▶ [SET EXERCISE A] From the forum thread about the assembly Base64 encoder, print the passage starting at "Solved: How fast" and ending at "pszOutBuf, int len )".

▶ [EXCERPTED TEXT]
╔══

Solved: How fast is your ASM Base64 Encoder?

how do we know the # of bytes pointed to by pSrc?

ok, well based on having the length passed in as a parameter I have done the following code:

-------------------------------------------------
void ToBase64( BYTE* pSrc, char* pszOutBuf, int len )
{
      char* chr_table="ABCDEFGHIJKLMNOPQRSTUVWXYZabcdefghijklmnopqrstuvwxyz0123456789+/";

__asm{
            //      pushad                                          (removed for speed - uncomment if necessary)
                  xor ecx, ecx                              //byte idx


src_byteLoop:
                  xor edx, edx

                  mov esi, pSrc                              //bytes from source
                  add esi, ecx
                  xor eax, eax

                  //read in 3 bytes seperately (to allow for little endian layout)
                  mov ah, byte ptr[esi]
                  mov al, byte ptr[esi+1]
                  shl eax, 16
                  mov ah, byte ptr[esi+2]

padded_byteLoop:

                  mov ebx, 4                                    //4 sets (of 6 bits) 24bits (3bytes)

next_bitset:
                  xor edx, edx
                  mov edi, 6                                    //6bit groups
bitLoop:

                  shl eax, 1                                    //get MSB
                  adc edx,0                                    //add 1 if carry
                  shl edx, 1                                    //keep significance

                  dec edi                                          //bit--
                  jnz bitLoop

                  shr edx, 1                                    //div 2 (final bit should have sig 1)

                  mov esi, chr_table
                  add esi, edx                              //set the pointer to correct char
                  mov al, byte ptr [esi]                  //al is spare, use it!

╚══

▶ [SET EXERCISE B] Output the lines of the records starting at the line that contains "card-description: 根据已知作者匹配作品内的用户 xyxy=(526,162,736,181)" and ending at the line that contains "card-agent-interaction[interactable]: Agent互动助手 对已匹配到需求的用户进行互动", both included.

(Spatial annotation records)
╔══

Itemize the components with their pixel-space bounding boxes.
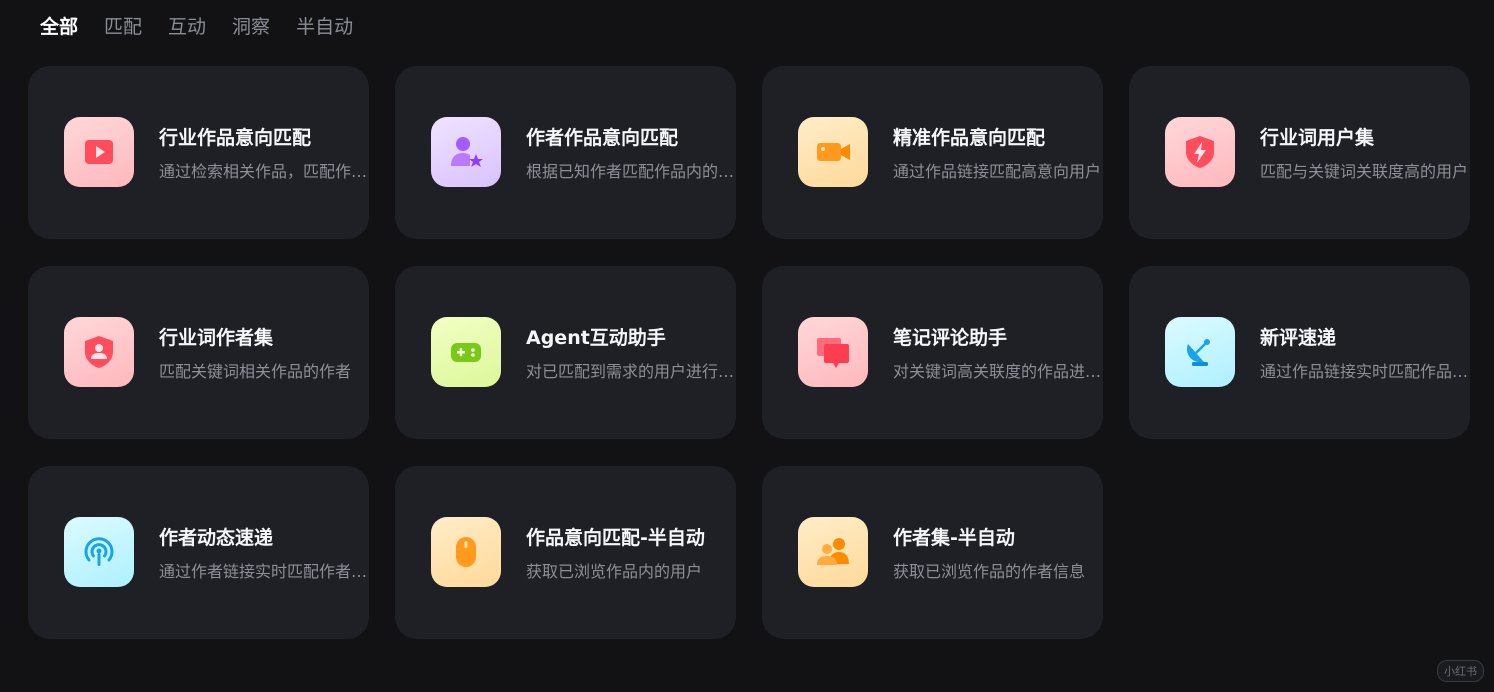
card-description: 根据已知作者匹配作品内的用户 xyxy=(526,162,736,181)
card-description: 获取已浏览作品内的用户 xyxy=(526,562,703,581)
card-description: 通过作者链接实时匹配作者动态 xyxy=(159,562,369,581)
tab-insight[interactable]: 洞察 xyxy=(232,12,270,42)
tab-semi-auto[interactable]: 半自动 xyxy=(296,12,353,42)
card-author-set-semi-auto[interactable]: 作者集-半自动 获取已浏览作品的作者信息 xyxy=(762,466,1103,639)
mouse-icon xyxy=(431,517,501,587)
gamepad-icon xyxy=(431,317,501,387)
card-description: 匹配与关键词关联度高的用户 xyxy=(1260,162,1469,181)
card-description: 通过作品链接实时匹配作品新评论 xyxy=(1260,362,1470,381)
card-industry-keyword-users[interactable]: 行业词用户集 匹配与关键词关联度高的用户 xyxy=(1129,66,1470,239)
card-author-works-match[interactable]: 作者作品意向匹配 根据已知作者匹配作品内的用户 xyxy=(395,66,736,239)
users-icon xyxy=(798,517,868,587)
broadcast-icon xyxy=(64,517,134,587)
card-description: 获取已浏览作品的作者信息 xyxy=(893,562,1086,581)
tab-all[interactable]: 全部 xyxy=(40,12,78,42)
card-industry-keyword-authors[interactable]: 行业词作者集 匹配关键词相关作品的作者 xyxy=(28,266,369,439)
card-description: 匹配关键词相关作品的作者 xyxy=(159,362,352,381)
card-title: 作者动态速递 xyxy=(159,527,274,549)
video-camera-icon xyxy=(798,117,868,187)
card-description: 通过作品链接匹配高意向用户 xyxy=(893,162,1102,181)
card-agent-interaction[interactable]: Agent互动助手 对已匹配到需求的用户进行互动 xyxy=(395,266,736,439)
card-industry-works-match[interactable]: 行业作品意向匹配 通过检索相关作品，匹配作品内的用户 xyxy=(28,66,369,239)
card-title: 新评速递 xyxy=(1260,327,1337,349)
shield-bolt-icon xyxy=(1165,117,1235,187)
tool-card-grid: 行业作品意向匹配 通过检索相关作品，匹配作品内的用户 作者作品意向匹配 根据已知… xyxy=(28,66,1470,639)
card-description: 对关键词高关联度的作品进行评论 xyxy=(893,362,1103,381)
card-title: 作者集-半自动 xyxy=(893,527,1015,549)
video-play-icon xyxy=(64,117,134,187)
card-title: 作者作品意向匹配 xyxy=(526,127,679,149)
satellite-dish-icon xyxy=(1165,317,1235,387)
card-title: Agent互动助手 xyxy=(526,327,666,349)
card-new-comment-express[interactable]: 新评速递 通过作品链接实时匹配作品新评论 xyxy=(1129,266,1470,439)
shield-user-icon xyxy=(64,317,134,387)
card-note-comment-assistant[interactable]: 笔记评论助手 对关键词高关联度的作品进行评论 xyxy=(762,266,1103,439)
category-tabs: 全部 匹配 互动 洞察 半自动 xyxy=(40,12,353,42)
card-title: 精准作品意向匹配 xyxy=(893,127,1046,149)
tab-interact[interactable]: 互动 xyxy=(168,12,206,42)
card-precise-works-match[interactable]: 精准作品意向匹配 通过作品链接匹配高意向用户 xyxy=(762,66,1103,239)
card-title: 作品意向匹配-半自动 xyxy=(526,527,705,549)
card-author-activity-express[interactable]: 作者动态速递 通过作者链接实时匹配作者动态 xyxy=(28,466,369,639)
user-star-icon xyxy=(431,117,501,187)
comments-icon xyxy=(798,317,868,387)
card-title: 笔记评论助手 xyxy=(893,327,1008,349)
card-description: 通过检索相关作品，匹配作品内的用户 xyxy=(159,162,369,181)
card-title: 行业作品意向匹配 xyxy=(159,127,312,149)
card-description: 对已匹配到需求的用户进行互动 xyxy=(526,362,736,381)
watermark: 小红书 xyxy=(1437,660,1484,682)
card-works-match-semi-auto[interactable]: 作品意向匹配-半自动 获取已浏览作品内的用户 xyxy=(395,466,736,639)
tab-match[interactable]: 匹配 xyxy=(104,12,142,42)
card-title: 行业词作者集 xyxy=(159,327,274,349)
card-title: 行业词用户集 xyxy=(1260,127,1375,149)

╚══

▶ [RESULT A]
Solved: How fast is your ASM Base64 Encoder?

how do we know the # of bytes pointed to by pSrc?

ok, well based on having the length passed in as a parameter I have done the following code:

-------------------------------------------------
void ToBase64( BYTE* pSrc, char* pszOutBuf, int len )

▶ [RESULT B]
card-description: 根据已知作者匹配作品内的用户 xyxy=(526,162,736,181)
card-description: 获取已浏览作品内的用户 xyxy=(526,562,703,581)
card-description: 通过作者链接实时匹配作者动态 xyxy=(159,562,369,581)
tab-insight[interactable]: 洞察 xyxy=(232,12,270,42)
tab-semi-auto[interactable]: 半自动 xyxy=(296,12,353,42)
card-author-set-semi-auto[interactable]: 作者集-半自动 获取已浏览作品的作者信息 xyxy=(762,466,1103,639)
mouse-icon xyxy=(431,517,501,587)
gamepad-icon xyxy=(431,317,501,387)
card-description: 匹配与关键词关联度高的用户 xyxy=(1260,162,1469,181)
card-description: 通过作品链接实时匹配作品新评论 xyxy=(1260,362,1470,381)
card-industry-keyword-users[interactable]: 行业词用户集 匹配与关键词关联度高的用户 xyxy=(1129,66,1470,239)
card-author-works-match[interactable]: 作者作品意向匹配 根据已知作者匹配作品内的用户 xyxy=(395,66,736,239)
users-icon xyxy=(798,517,868,587)
broadcast-icon xyxy=(64,517,134,587)
card-description: 获取已浏览作品的作者信息 xyxy=(893,562,1086,581)
tab-all[interactable]: 全部 xyxy=(40,12,78,42)
card-industry-keyword-authors[interactable]: 行业词作者集 匹配关键词相关作品的作者 xyxy=(28,266,369,439)
card-description: 匹配关键词相关作品的作者 xyxy=(159,362,352,381)
card-title: 作者动态速递 xyxy=(159,527,274,549)
video-camera-icon xyxy=(798,117,868,187)
card-description: 通过作品链接匹配高意向用户 xyxy=(893,162,1102,181)
card-agent-interaction[interactable]: Agent互动助手 对已匹配到需求的用户进行互动 xyxy=(395,266,736,439)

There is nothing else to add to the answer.